> WHAT THE TASK ASKS
Identify the lines that contain the word "table", then copy them.

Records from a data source
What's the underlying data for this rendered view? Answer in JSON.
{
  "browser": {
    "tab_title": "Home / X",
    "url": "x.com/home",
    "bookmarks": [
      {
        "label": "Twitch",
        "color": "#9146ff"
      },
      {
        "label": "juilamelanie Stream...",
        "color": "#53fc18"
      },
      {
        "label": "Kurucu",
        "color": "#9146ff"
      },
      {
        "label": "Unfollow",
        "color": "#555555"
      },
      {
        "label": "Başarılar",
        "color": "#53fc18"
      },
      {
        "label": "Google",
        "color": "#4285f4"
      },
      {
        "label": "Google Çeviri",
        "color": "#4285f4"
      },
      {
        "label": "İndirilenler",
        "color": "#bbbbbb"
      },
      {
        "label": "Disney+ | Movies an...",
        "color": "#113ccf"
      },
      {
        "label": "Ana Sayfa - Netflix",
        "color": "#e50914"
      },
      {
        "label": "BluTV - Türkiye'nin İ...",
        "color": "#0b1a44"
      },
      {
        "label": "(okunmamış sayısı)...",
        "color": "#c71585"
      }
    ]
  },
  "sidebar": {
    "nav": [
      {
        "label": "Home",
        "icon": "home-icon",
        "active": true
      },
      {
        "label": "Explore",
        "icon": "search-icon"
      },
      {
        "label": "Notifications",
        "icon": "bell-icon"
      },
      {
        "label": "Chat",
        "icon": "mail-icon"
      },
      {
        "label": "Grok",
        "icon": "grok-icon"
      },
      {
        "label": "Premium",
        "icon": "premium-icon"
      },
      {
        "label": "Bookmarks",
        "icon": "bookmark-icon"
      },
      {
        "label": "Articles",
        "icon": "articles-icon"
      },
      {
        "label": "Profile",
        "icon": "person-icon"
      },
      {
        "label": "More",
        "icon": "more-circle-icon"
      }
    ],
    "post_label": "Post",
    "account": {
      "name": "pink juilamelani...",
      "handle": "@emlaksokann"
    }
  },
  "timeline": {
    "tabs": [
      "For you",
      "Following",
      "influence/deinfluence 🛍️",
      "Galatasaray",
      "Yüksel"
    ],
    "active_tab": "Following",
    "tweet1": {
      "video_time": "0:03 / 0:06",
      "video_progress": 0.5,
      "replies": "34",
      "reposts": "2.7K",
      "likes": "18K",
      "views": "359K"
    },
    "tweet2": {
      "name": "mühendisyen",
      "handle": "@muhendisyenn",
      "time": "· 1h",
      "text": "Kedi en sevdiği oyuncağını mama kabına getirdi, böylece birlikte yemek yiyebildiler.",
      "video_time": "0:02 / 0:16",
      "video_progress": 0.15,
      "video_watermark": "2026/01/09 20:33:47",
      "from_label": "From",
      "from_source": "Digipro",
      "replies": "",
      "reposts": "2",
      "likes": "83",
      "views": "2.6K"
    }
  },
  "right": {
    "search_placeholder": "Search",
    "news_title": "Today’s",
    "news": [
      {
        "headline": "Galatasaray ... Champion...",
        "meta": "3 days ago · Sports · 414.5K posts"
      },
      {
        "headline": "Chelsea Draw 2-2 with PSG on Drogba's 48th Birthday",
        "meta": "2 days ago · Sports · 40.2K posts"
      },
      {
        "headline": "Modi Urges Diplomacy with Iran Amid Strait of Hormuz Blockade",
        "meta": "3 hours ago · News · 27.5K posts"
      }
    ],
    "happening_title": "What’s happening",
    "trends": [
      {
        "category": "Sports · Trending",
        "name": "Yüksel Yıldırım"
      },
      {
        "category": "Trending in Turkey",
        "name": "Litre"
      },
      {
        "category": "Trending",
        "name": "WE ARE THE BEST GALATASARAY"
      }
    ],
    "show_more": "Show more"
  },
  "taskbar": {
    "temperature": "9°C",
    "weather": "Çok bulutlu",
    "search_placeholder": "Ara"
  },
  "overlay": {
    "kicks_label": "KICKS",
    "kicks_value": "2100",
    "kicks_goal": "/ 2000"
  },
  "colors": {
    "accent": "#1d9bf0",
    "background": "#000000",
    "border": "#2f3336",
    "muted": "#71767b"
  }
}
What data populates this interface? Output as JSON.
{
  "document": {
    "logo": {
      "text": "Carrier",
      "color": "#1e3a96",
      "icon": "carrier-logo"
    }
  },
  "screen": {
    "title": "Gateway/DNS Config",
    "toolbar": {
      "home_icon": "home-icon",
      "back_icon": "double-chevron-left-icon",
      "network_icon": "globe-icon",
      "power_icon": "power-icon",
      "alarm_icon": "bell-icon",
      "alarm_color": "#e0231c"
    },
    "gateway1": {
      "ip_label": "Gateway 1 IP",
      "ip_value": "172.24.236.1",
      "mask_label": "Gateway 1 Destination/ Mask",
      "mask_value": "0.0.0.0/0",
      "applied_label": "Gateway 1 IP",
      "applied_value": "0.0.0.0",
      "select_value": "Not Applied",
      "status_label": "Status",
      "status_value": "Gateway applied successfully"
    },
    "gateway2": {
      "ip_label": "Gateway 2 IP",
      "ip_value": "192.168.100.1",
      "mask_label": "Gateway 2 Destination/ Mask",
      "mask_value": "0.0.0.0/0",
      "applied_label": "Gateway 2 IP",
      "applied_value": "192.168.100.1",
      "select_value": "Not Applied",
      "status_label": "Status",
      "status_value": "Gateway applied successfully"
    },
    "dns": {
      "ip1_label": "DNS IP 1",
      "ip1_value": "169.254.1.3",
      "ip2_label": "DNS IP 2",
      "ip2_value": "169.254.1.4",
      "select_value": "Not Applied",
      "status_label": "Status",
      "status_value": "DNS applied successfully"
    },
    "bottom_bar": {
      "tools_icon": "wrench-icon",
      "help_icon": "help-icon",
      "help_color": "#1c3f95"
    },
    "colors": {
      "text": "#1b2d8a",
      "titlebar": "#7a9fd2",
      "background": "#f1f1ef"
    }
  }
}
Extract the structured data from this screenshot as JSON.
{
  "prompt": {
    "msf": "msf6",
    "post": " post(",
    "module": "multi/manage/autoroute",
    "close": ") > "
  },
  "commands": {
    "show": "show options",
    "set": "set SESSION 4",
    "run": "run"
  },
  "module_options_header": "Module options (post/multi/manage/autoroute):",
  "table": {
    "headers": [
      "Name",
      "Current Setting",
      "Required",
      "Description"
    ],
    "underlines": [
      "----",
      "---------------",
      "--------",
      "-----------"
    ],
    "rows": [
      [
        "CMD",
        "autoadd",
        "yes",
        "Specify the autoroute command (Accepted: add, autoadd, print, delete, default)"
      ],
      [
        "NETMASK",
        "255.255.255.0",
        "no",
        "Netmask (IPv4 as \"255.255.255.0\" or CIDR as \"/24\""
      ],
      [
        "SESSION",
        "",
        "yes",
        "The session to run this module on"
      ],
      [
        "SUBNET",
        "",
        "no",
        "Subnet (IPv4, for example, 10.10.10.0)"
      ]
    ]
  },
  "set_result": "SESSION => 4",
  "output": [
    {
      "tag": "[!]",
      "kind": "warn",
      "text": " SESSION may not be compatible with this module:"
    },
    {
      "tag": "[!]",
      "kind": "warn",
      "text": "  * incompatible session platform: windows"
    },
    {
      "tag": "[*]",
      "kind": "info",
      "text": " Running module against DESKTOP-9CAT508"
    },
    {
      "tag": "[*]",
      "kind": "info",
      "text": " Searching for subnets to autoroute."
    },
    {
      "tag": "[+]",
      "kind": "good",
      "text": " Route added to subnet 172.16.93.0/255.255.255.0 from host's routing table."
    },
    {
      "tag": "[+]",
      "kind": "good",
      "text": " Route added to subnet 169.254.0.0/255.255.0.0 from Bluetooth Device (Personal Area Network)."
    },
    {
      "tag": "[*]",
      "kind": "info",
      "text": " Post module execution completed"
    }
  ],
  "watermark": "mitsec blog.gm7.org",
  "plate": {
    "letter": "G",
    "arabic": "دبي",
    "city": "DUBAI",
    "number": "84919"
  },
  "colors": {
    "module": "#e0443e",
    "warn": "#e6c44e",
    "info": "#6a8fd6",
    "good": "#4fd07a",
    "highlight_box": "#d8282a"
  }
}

> SOLUTION TO THE PROBLEM
  "table": {
      "text": " Route added to subnet 172.16.93.0/255.255.255.0 from host's routing table."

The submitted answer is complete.